■ Stated exercise
Transcribe every entry below word for word, but skip the pictures.

^^^^^^^^^^^^^^^^

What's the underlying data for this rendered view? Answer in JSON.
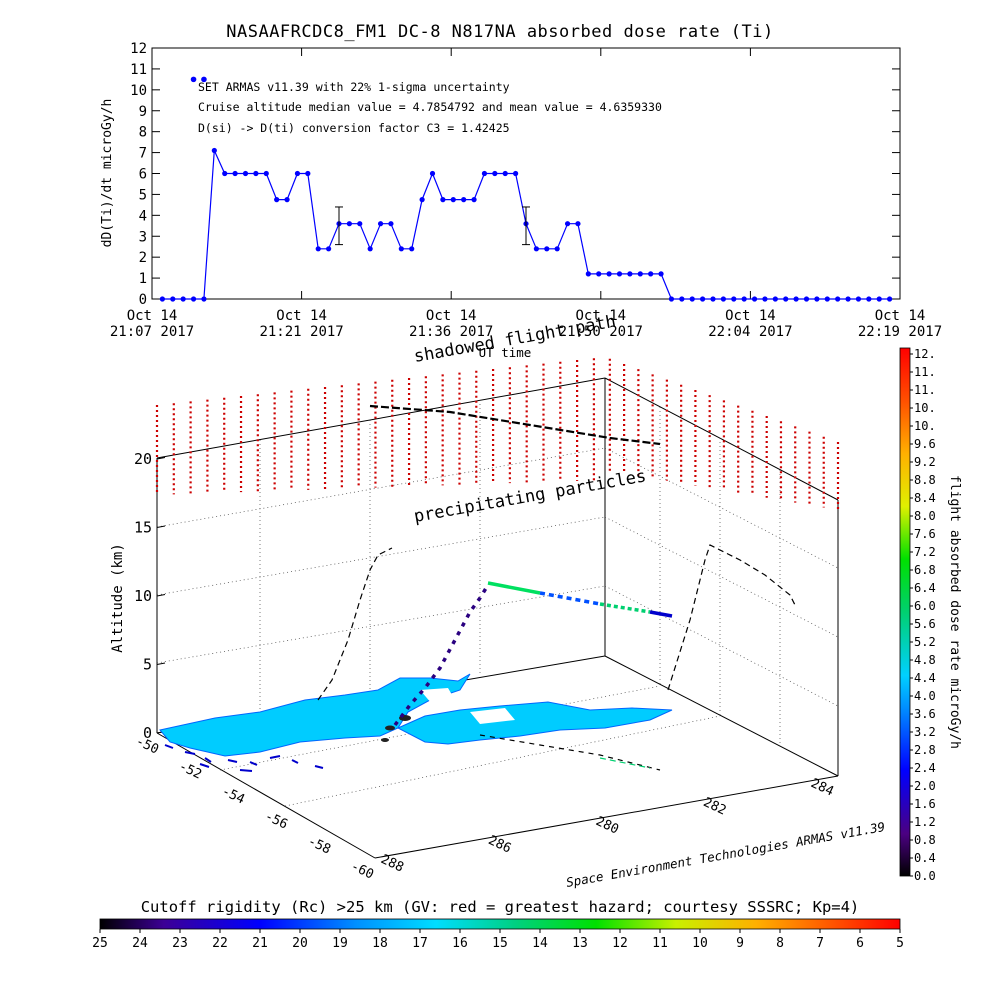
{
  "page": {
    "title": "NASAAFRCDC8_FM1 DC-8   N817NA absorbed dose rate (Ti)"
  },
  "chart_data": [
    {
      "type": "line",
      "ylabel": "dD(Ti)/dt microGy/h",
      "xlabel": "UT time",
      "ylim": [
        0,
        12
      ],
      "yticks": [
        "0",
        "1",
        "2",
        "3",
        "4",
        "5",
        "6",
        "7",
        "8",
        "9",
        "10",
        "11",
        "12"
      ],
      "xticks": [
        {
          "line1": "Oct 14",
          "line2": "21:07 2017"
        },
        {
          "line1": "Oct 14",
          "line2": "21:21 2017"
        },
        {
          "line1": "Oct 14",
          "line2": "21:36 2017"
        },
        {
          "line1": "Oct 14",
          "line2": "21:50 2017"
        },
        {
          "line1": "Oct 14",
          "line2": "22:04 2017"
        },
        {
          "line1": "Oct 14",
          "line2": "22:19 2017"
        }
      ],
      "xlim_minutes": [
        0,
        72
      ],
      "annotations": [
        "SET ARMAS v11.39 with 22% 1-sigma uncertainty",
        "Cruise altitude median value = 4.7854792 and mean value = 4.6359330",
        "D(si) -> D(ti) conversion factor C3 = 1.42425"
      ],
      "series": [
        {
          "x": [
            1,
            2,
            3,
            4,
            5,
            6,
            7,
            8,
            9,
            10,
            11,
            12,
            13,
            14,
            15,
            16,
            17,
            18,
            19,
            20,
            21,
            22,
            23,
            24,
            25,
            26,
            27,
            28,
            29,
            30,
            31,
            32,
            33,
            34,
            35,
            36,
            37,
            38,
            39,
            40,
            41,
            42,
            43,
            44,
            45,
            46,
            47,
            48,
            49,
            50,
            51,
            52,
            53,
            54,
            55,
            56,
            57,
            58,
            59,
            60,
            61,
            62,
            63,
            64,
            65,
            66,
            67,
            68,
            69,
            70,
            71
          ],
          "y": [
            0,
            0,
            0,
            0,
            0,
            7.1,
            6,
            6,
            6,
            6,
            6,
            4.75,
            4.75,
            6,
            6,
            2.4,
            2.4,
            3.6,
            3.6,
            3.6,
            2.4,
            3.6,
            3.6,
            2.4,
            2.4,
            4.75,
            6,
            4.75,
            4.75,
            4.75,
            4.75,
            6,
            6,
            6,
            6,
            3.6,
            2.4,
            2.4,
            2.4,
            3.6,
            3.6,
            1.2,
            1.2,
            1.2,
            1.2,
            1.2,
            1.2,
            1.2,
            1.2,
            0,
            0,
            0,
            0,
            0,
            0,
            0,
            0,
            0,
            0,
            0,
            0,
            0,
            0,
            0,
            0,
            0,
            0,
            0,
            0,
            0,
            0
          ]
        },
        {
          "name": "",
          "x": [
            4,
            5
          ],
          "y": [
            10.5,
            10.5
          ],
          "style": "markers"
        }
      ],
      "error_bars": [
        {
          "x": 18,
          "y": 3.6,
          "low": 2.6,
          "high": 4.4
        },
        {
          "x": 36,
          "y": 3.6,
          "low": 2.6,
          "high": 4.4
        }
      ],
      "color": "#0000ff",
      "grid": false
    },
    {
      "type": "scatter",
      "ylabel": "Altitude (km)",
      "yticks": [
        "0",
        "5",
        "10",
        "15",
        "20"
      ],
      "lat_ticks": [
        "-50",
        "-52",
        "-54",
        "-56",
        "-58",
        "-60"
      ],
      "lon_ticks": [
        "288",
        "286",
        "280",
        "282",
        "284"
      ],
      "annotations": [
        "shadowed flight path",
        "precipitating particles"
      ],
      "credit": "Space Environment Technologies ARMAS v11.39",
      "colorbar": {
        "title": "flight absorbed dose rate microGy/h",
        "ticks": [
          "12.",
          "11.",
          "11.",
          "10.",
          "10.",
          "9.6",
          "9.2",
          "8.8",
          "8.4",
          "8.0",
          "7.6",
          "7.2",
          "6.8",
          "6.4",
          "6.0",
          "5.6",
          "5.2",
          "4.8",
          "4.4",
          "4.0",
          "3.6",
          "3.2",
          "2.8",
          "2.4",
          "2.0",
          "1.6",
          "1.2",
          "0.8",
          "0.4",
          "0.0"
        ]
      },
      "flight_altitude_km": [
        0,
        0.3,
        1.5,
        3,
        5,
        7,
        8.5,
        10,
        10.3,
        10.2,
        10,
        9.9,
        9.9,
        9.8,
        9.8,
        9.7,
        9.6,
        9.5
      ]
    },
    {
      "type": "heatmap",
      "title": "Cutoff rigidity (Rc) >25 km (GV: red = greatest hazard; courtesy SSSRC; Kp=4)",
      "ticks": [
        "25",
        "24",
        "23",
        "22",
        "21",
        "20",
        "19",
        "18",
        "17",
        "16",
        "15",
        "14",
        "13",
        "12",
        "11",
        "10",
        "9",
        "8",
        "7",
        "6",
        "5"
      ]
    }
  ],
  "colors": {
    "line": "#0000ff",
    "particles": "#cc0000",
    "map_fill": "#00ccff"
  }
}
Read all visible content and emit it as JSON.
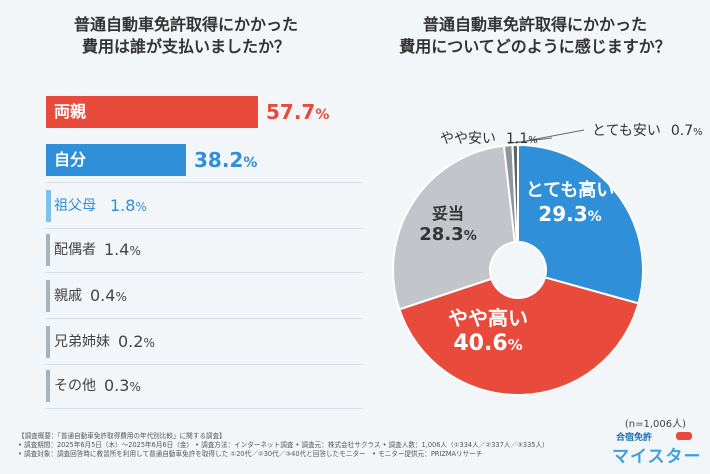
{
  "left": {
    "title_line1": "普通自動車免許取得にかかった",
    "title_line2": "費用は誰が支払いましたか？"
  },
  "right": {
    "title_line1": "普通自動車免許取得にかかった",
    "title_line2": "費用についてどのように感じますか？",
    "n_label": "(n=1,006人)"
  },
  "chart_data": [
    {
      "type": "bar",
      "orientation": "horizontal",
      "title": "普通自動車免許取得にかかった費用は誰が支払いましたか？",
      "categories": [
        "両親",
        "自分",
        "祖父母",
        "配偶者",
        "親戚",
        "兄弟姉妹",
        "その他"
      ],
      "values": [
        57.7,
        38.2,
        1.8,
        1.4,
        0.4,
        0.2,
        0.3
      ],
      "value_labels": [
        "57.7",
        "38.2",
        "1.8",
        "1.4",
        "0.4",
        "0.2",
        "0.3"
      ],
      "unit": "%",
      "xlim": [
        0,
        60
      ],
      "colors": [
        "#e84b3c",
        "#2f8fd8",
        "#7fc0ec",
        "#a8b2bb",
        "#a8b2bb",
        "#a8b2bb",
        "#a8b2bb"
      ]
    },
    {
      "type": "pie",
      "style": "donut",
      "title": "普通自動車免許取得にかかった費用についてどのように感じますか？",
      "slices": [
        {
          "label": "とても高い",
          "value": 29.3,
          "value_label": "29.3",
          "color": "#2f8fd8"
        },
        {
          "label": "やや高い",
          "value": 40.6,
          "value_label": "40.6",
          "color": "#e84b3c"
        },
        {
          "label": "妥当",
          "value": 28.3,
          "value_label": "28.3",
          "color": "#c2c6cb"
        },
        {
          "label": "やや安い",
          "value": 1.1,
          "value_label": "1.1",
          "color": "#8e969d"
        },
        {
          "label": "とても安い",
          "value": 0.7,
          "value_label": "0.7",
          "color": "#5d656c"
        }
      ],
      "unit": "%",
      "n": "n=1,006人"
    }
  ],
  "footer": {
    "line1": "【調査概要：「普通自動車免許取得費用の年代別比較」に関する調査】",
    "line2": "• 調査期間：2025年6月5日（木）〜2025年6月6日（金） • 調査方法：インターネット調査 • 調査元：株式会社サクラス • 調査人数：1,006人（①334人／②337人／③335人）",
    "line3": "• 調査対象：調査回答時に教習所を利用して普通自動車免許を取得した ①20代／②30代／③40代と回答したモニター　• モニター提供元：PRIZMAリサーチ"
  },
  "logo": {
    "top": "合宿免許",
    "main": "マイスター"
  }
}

^^^^^^^^^^^^^^^^

■ Complete output
What's the underlying data for this rendered view? Answer in JSON.
{
  "page": {
    "title": "NASAAFRCDC8_FM1 DC-8   N817NA absorbed dose rate (Ti)"
  },
  "chart_data": [
    {
      "type": "line",
      "ylabel": "dD(Ti)/dt microGy/h",
      "xlabel": "UT time",
      "ylim": [
        0,
        12
      ],
      "yticks": [
        "0",
        "1",
        "2",
        "3",
        "4",
        "5",
        "6",
        "7",
        "8",
        "9",
        "10",
        "11",
        "12"
      ],
      "xticks": [
        {
          "line1": "Oct 14",
          "line2": "21:07 2017"
        },
        {
          "line1": "Oct 14",
          "line2": "21:21 2017"
        },
        {
          "line1": "Oct 14",
          "line2": "21:36 2017"
        },
        {
          "line1": "Oct 14",
          "line2": "21:50 2017"
        },
        {
          "line1": "Oct 14",
          "line2": "22:04 2017"
        },
        {
          "line1": "Oct 14",
          "line2": "22:19 2017"
        }
      ],
      "xlim_minutes": [
        0,
        72
      ],
      "annotations": [
        "SET ARMAS v11.39 with 22% 1-sigma uncertainty",
        "Cruise altitude median value = 4.7854792 and mean value = 4.6359330",
        "D(si) -> D(ti) conversion factor C3 = 1.42425"
      ],
      "series": [
        {
          "x": [
            1,
            2,
            3,
            4,
            5,
            6,
            7,
            8,
            9,
            10,
            11,
            12,
            13,
            14,
            15,
            16,
            17,
            18,
            19,
            20,
            21,
            22,
            23,
            24,
            25,
            26,
            27,
            28,
            29,
            30,
            31,
            32,
            33,
            34,
            35,
            36,
            37,
            38,
            39,
            40,
            41,
            42,
            43,
            44,
            45,
            46,
            47,
            48,
            49,
            50,
            51,
            52,
            53,
            54,
            55,
            56,
            57,
            58,
            59,
            60,
            61,
            62,
            63,
            64,
            65,
            66,
            67,
            68,
            69,
            70,
            71
          ],
          "y": [
            0,
            0,
            0,
            0,
            0,
            7.1,
            6,
            6,
            6,
            6,
            6,
            4.75,
            4.75,
            6,
            6,
            2.4,
            2.4,
            3.6,
            3.6,
            3.6,
            2.4,
            3.6,
            3.6,
            2.4,
            2.4,
            4.75,
            6,
            4.75,
            4.75,
            4.75,
            4.75,
            6,
            6,
            6,
            6,
            3.6,
            2.4,
            2.4,
            2.4,
            3.6,
            3.6,
            1.2,
            1.2,
            1.2,
            1.2,
            1.2,
            1.2,
            1.2,
            1.2,
            0,
            0,
            0,
            0,
            0,
            0,
            0,
            0,
            0,
            0,
            0,
            0,
            0,
            0,
            0,
            0,
            0,
            0,
            0,
            0,
            0,
            0
          ]
        },
        {
          "name": "",
          "x": [
            4,
            5
          ],
          "y": [
            10.5,
            10.5
          ],
          "style": "markers"
        }
      ],
      "error_bars": [
        {
          "x": 18,
          "y": 3.6,
          "low": 2.6,
          "high": 4.4
        },
        {
          "x": 36,
          "y": 3.6,
          "low": 2.6,
          "high": 4.4
        }
      ],
      "color": "#0000ff",
      "grid": false
    },
    {
      "type": "scatter",
      "ylabel": "Altitude (km)",
      "yticks": [
        "0",
        "5",
        "10",
        "15",
        "20"
      ],
      "lat_ticks": [
        "-50",
        "-52",
        "-54",
        "-56",
        "-58",
        "-60"
      ],
      "lon_ticks": [
        "288",
        "286",
        "280",
        "282",
        "284"
      ],
      "annotations": [
        "shadowed flight path",
        "precipitating particles"
      ],
      "credit": "Space Environment Technologies ARMAS v11.39",
      "colorbar": {
        "title": "flight absorbed dose rate microGy/h",
        "ticks": [
          "12.",
          "11.",
          "11.",
          "10.",
          "10.",
          "9.6",
          "9.2",
          "8.8",
          "8.4",
          "8.0",
          "7.6",
          "7.2",
          "6.8",
          "6.4",
          "6.0",
          "5.6",
          "5.2",
          "4.8",
          "4.4",
          "4.0",
          "3.6",
          "3.2",
          "2.8",
          "2.4",
          "2.0",
          "1.6",
          "1.2",
          "0.8",
          "0.4",
          "0.0"
        ]
      },
      "flight_altitude_km": [
        0,
        0.3,
        1.5,
        3,
        5,
        7,
        8.5,
        10,
        10.3,
        10.2,
        10,
        9.9,
        9.9,
        9.8,
        9.8,
        9.7,
        9.6,
        9.5
      ]
    },
    {
      "type": "heatmap",
      "title": "Cutoff rigidity (Rc) >25 km (GV: red = greatest hazard; courtesy SSSRC; Kp=4)",
      "ticks": [
        "25",
        "24",
        "23",
        "22",
        "21",
        "20",
        "19",
        "18",
        "17",
        "16",
        "15",
        "14",
        "13",
        "12",
        "11",
        "10",
        "9",
        "8",
        "7",
        "6",
        "5"
      ]
    }
  ],
  "colors": {
    "line": "#0000ff",
    "particles": "#cc0000",
    "map_fill": "#00ccff"
  }
}
Read all visible content and emit it as JSON.
{
  "left": {
    "title_line1": "普通自動車免許取得にかかった",
    "title_line2": "費用は誰が支払いましたか？"
  },
  "right": {
    "title_line1": "普通自動車免許取得にかかった",
    "title_line2": "費用についてどのように感じますか？",
    "n_label": "(n=1,006人)"
  },
  "chart_data": [
    {
      "type": "bar",
      "orientation": "horizontal",
      "title": "普通自動車免許取得にかかった費用は誰が支払いましたか？",
      "categories": [
        "両親",
        "自分",
        "祖父母",
        "配偶者",
        "親戚",
        "兄弟姉妹",
        "その他"
      ],
      "values": [
        57.7,
        38.2,
        1.8,
        1.4,
        0.4,
        0.2,
        0.3
      ],
      "value_labels": [
        "57.7",
        "38.2",
        "1.8",
        "1.4",
        "0.4",
        "0.2",
        "0.3"
      ],
      "unit": "%",
      "xlim": [
        0,
        60
      ],
      "colors": [
        "#e84b3c",
        "#2f8fd8",
        "#7fc0ec",
        "#a8b2bb",
        "#a8b2bb",
        "#a8b2bb",
        "#a8b2bb"
      ]
    },
    {
      "type": "pie",
      "style": "donut",
      "title": "普通自動車免許取得にかかった費用についてどのように感じますか？",
      "slices": [
        {
          "label": "とても高い",
          "value": 29.3,
          "value_label": "29.3",
          "color": "#2f8fd8"
        },
        {
          "label": "やや高い",
          "value": 40.6,
          "value_label": "40.6",
          "color": "#e84b3c"
        },
        {
          "label": "妥当",
          "value": 28.3,
          "value_label": "28.3",
          "color": "#c2c6cb"
        },
        {
          "label": "やや安い",
          "value": 1.1,
          "value_label": "1.1",
          "color": "#8e969d"
        },
        {
          "label": "とても安い",
          "value": 0.7,
          "value_label": "0.7",
          "color": "#5d656c"
        }
      ],
      "unit": "%",
      "n": "n=1,006人"
    }
  ],
  "footer": {
    "line1": "【調査概要：「普通自動車免許取得費用の年代別比較」に関する調査】",
    "line2": "• 調査期間：2025年6月5日（木）〜2025年6月6日（金） • 調査方法：インターネット調査 • 調査元：株式会社サクラス • 調査人数：1,006人（①334人／②337人／③335人）",
    "line3": "• 調査対象：調査回答時に教習所を利用して普通自動車免許を取得した ①20代／②30代／③40代と回答したモニター　• モニター提供元：PRIZMAリサーチ"
  },
  "logo": {
    "top": "合宿免許",
    "main": "マイスター"
  }
}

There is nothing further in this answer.